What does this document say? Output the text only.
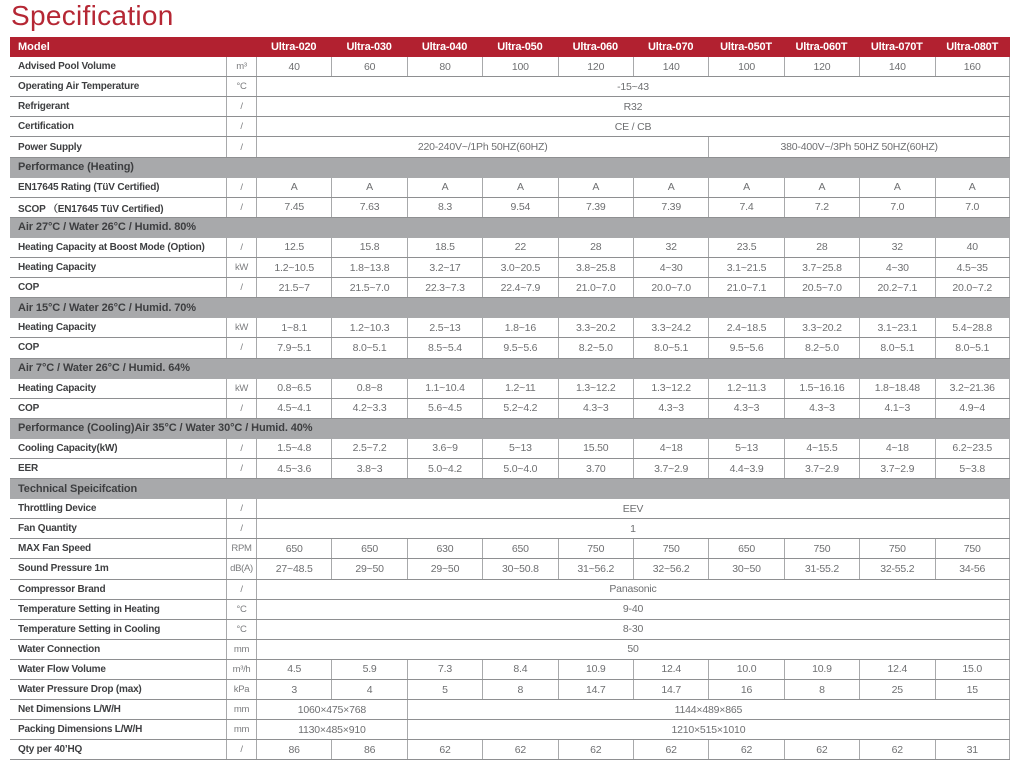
Specification
Model	Ultra-020	Ultra-030	Ultra-040	Ultra-050	Ultra-060	Ultra-070	Ultra-050T	Ultra-060T	Ultra-070T	Ultra-080T
Advised Pool Volume	m³	40	60	80	100	120	140	100	120	140	160
Operating Air Temperature	°C	-15~43
Refrigerant	/	R32
Certification	/	CE / CB
Power Supply	/	220-240V~/1Ph 50HZ(60HZ)	380-400V~/3Ph 50HZ 50HZ(60HZ)
Performance (Heating)
EN17645 Rating (TüV Certified)	/	A	A	A	A	A	A	A	A	A	A
SCOP （EN17645 TüV Certified)	/	7.45	7.63	8.3	9.54	7.39	7.39	7.4	7.2	7.0	7.0
Air 27°C / Water 26°C / Humid. 80%
Heating Capacity at Boost Mode (Option)	/	12.5	15.8	18.5	22	28	32	23.5	28	32	40
Heating Capacity	kW	1.2~10.5	1.8~13.8	3.2~17	3.0~20.5	3.8~25.8	4~30	3.1~21.5	3.7~25.8	4~30	4.5~35
COP	/	21.5~7	21.5~7.0	22.3~7.3	22.4~7.9	21.0~7.0	20.0~7.0	21.0~7.1	20.5~7.0	20.2~7.1	20.0~7.2
Air 15°C / Water 26°C / Humid. 70%
Heating Capacity	kW	1~8.1	1.2~10.3	2.5~13	1.8~16	3.3~20.2	3.3~24.2	2.4~18.5	3.3~20.2	3.1~23.1	5.4~28.8
COP	/	7.9~5.1	8.0~5.1	8.5~5.4	9.5~5.6	8.2~5.0	8.0~5.1	9.5~5.6	8.2~5.0	8.0~5.1	8.0~5.1
Air 7°C / Water 26°C / Humid. 64%
Heating Capacity	kW	0.8~6.5	0.8~8	1.1~10.4	1.2~11	1.3~12.2	1.3~12.2	1.2~11.3	1.5~16.16	1.8~18.48	3.2~21.36
COP	/	4.5~4.1	4.2~3.3	5.6~4.5	5.2~4.2	4.3~3	4.3~3	4.3~3	4.3~3	4.1~3	4.9~4
Performance (Cooling)Air 35°C / Water 30°C / Humid. 40%
Cooling Capacity(kW)	/	1.5~4.8	2.5~7.2	3.6~9	5~13	15.50	4~18	5~13	4~15.5	4~18	6.2~23.5
EER	/	4.5~3.6	3.8~3	5.0~4.2	5.0~4.0	3.70	3.7~2.9	4.4~3.9	3.7~2.9	3.7~2.9	5~3.8
Technical Speicifcation
Throttling Device	/	EEV
Fan Quantity	/	1
MAX Fan Speed	RPM	650	650	630	650	750	750	650	750	750	750
Sound Pressure 1m	dB(A)	27~48.5	29~50	29~50	30~50.8	31~56.2	32~56.2	30~50	31-55.2	32-55.2	34-56
Compressor Brand	/	Panasonic
Temperature Setting in Heating	°C	9-40
Temperature Setting in Cooling	°C	8-30
Water Connection	mm	50
Water Flow Volume	m³/h	4.5	5.9	7.3	8.4	10.9	12.4	10.0	10.9	12.4	15.0
Water Pressure Drop (max)	kPa	3	4	5	8	14.7	14.7	16	8	25	15
Net Dimensions L/W/H	mm	1060×475×768	1144×489×865
Packing Dimensions L/W/H	mm	1130×485×910	1210×515×1010
Qty per 40’HQ	/	86	86	62	62	62	62	62	62	62	31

=-=-=-=-=

◆ Goal: From the entries above, output every line exactly and omit any image.

◆ Solution:
What does this document say? Output the text only.
Specification
Model	Ultra-020	Ultra-030	Ultra-040	Ultra-050	Ultra-060	Ultra-070	Ultra-050T	Ultra-060T	Ultra-070T	Ultra-080T
Advised Pool Volume	m³	40	60	80	100	120	140	100	120	140	160
Operating Air Temperature	°C	-15~43
Refrigerant	/	R32
Certification	/	CE / CB
Power Supply	/	220-240V~/1Ph 50HZ(60HZ)	380-400V~/3Ph 50HZ 50HZ(60HZ)
Performance (Heating)
EN17645 Rating (TüV Certified)	/	A	A	A	A	A	A	A	A	A	A
SCOP （EN17645 TüV Certified)	/	7.45	7.63	8.3	9.54	7.39	7.39	7.4	7.2	7.0	7.0
Air 27°C / Water 26°C / Humid. 80%
Heating Capacity at Boost Mode (Option)	/	12.5	15.8	18.5	22	28	32	23.5	28	32	40
Heating Capacity	kW	1.2~10.5	1.8~13.8	3.2~17	3.0~20.5	3.8~25.8	4~30	3.1~21.5	3.7~25.8	4~30	4.5~35
COP	/	21.5~7	21.5~7.0	22.3~7.3	22.4~7.9	21.0~7.0	20.0~7.0	21.0~7.1	20.5~7.0	20.2~7.1	20.0~7.2
Air 15°C / Water 26°C / Humid. 70%
Heating Capacity	kW	1~8.1	1.2~10.3	2.5~13	1.8~16	3.3~20.2	3.3~24.2	2.4~18.5	3.3~20.2	3.1~23.1	5.4~28.8
COP	/	7.9~5.1	8.0~5.1	8.5~5.4	9.5~5.6	8.2~5.0	8.0~5.1	9.5~5.6	8.2~5.0	8.0~5.1	8.0~5.1
Air 7°C / Water 26°C / Humid. 64%
Heating Capacity	kW	0.8~6.5	0.8~8	1.1~10.4	1.2~11	1.3~12.2	1.3~12.2	1.2~11.3	1.5~16.16	1.8~18.48	3.2~21.36
COP	/	4.5~4.1	4.2~3.3	5.6~4.5	5.2~4.2	4.3~3	4.3~3	4.3~3	4.3~3	4.1~3	4.9~4
Performance (Cooling)Air 35°C / Water 30°C / Humid. 40%
Cooling Capacity(kW)	/	1.5~4.8	2.5~7.2	3.6~9	5~13	15.50	4~18	5~13	4~15.5	4~18	6.2~23.5
EER	/	4.5~3.6	3.8~3	5.0~4.2	5.0~4.0	3.70	3.7~2.9	4.4~3.9	3.7~2.9	3.7~2.9	5~3.8
Technical Speicifcation
Throttling Device	/	EEV
Fan Quantity	/	1
MAX Fan Speed	RPM	650	650	630	650	750	750	650	750	750	750
Sound Pressure 1m	dB(A)	27~48.5	29~50	29~50	30~50.8	31~56.2	32~56.2	30~50	31-55.2	32-55.2	34-56
Compressor Brand	/	Panasonic
Temperature Setting in Heating	°C	9-40
Temperature Setting in Cooling	°C	8-30
Water Connection	mm	50
Water Flow Volume	m³/h	4.5	5.9	7.3	8.4	10.9	12.4	10.0	10.9	12.4	15.0
Water Pressure Drop (max)	kPa	3	4	5	8	14.7	14.7	16	8	25	15
Net Dimensions L/W/H	mm	1060×475×768	1144×489×865
Packing Dimensions L/W/H	mm	1130×485×910	1210×515×1010
Qty per 40’HQ	/	86	86	62	62	62	62	62	62	62	31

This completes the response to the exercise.